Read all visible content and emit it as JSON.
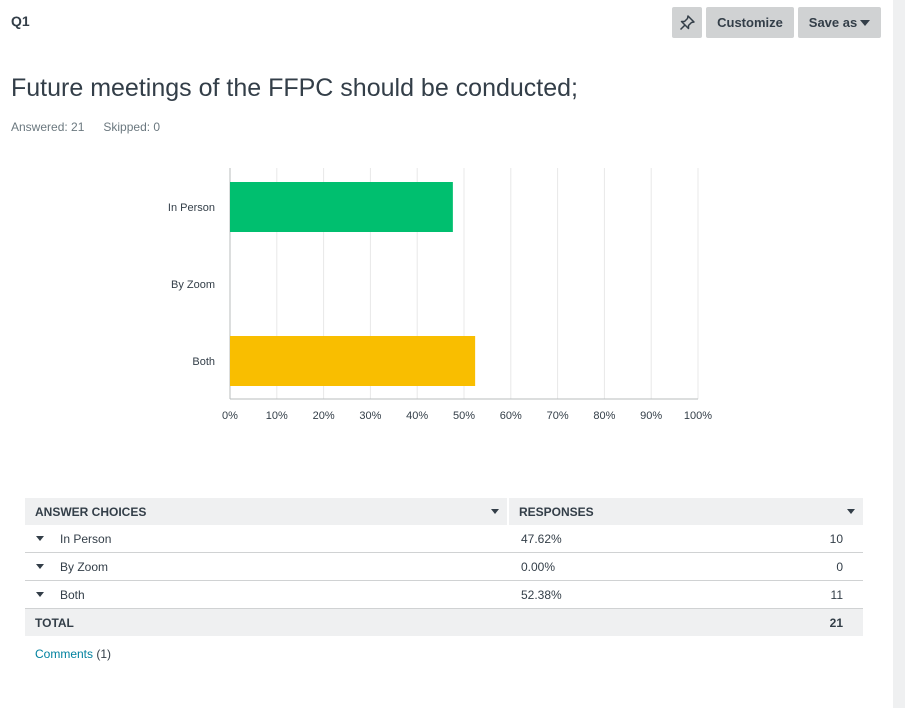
{
  "question": {
    "number": "Q1",
    "title": "Future meetings of the FFPC should be conducted;",
    "answered": "Answered: 21",
    "skipped": "Skipped: 0"
  },
  "toolbar": {
    "pin_icon": "pin-icon",
    "customize_label": "Customize",
    "save_label": "Save as"
  },
  "chart_data": {
    "type": "bar",
    "orientation": "horizontal",
    "categories": [
      "In Person",
      "By Zoom",
      "Both"
    ],
    "values": [
      47.62,
      0.0,
      52.38
    ],
    "colors": [
      "#00bf6f",
      "#00bf6f",
      "#f9be00"
    ],
    "xlim": [
      0,
      100
    ],
    "xticks": [
      "0%",
      "10%",
      "20%",
      "30%",
      "40%",
      "50%",
      "60%",
      "70%",
      "80%",
      "90%",
      "100%"
    ],
    "grid": true,
    "title": "",
    "xlabel": "",
    "ylabel": ""
  },
  "table": {
    "headers": {
      "choices": "ANSWER CHOICES",
      "responses": "RESPONSES"
    },
    "rows": [
      {
        "choice": "In Person",
        "percent": "47.62%",
        "count": "10"
      },
      {
        "choice": "By Zoom",
        "percent": "0.00%",
        "count": "0"
      },
      {
        "choice": "Both",
        "percent": "52.38%",
        "count": "11"
      }
    ],
    "total_label": "TOTAL",
    "total_count": "21"
  },
  "comments": {
    "label": "Comments",
    "count": "(1)"
  }
}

Task goal:
Please write out all of the material above without changing a word, and omit any pictures.

Reply to the exercise:
Read all visible content and emit it as JSON.
{
  "question": {
    "number": "Q1",
    "title": "Future meetings of the FFPC should be conducted;",
    "answered": "Answered: 21",
    "skipped": "Skipped: 0"
  },
  "toolbar": {
    "pin_icon": "pin-icon",
    "customize_label": "Customize",
    "save_label": "Save as"
  },
  "chart_data": {
    "type": "bar",
    "orientation": "horizontal",
    "categories": [
      "In Person",
      "By Zoom",
      "Both"
    ],
    "values": [
      47.62,
      0.0,
      52.38
    ],
    "colors": [
      "#00bf6f",
      "#00bf6f",
      "#f9be00"
    ],
    "xlim": [
      0,
      100
    ],
    "xticks": [
      "0%",
      "10%",
      "20%",
      "30%",
      "40%",
      "50%",
      "60%",
      "70%",
      "80%",
      "90%",
      "100%"
    ],
    "grid": true,
    "title": "",
    "xlabel": "",
    "ylabel": ""
  },
  "table": {
    "headers": {
      "choices": "ANSWER CHOICES",
      "responses": "RESPONSES"
    },
    "rows": [
      {
        "choice": "In Person",
        "percent": "47.62%",
        "count": "10"
      },
      {
        "choice": "By Zoom",
        "percent": "0.00%",
        "count": "0"
      },
      {
        "choice": "Both",
        "percent": "52.38%",
        "count": "11"
      }
    ],
    "total_label": "TOTAL",
    "total_count": "21"
  },
  "comments": {
    "label": "Comments",
    "count": "(1)"
  }
}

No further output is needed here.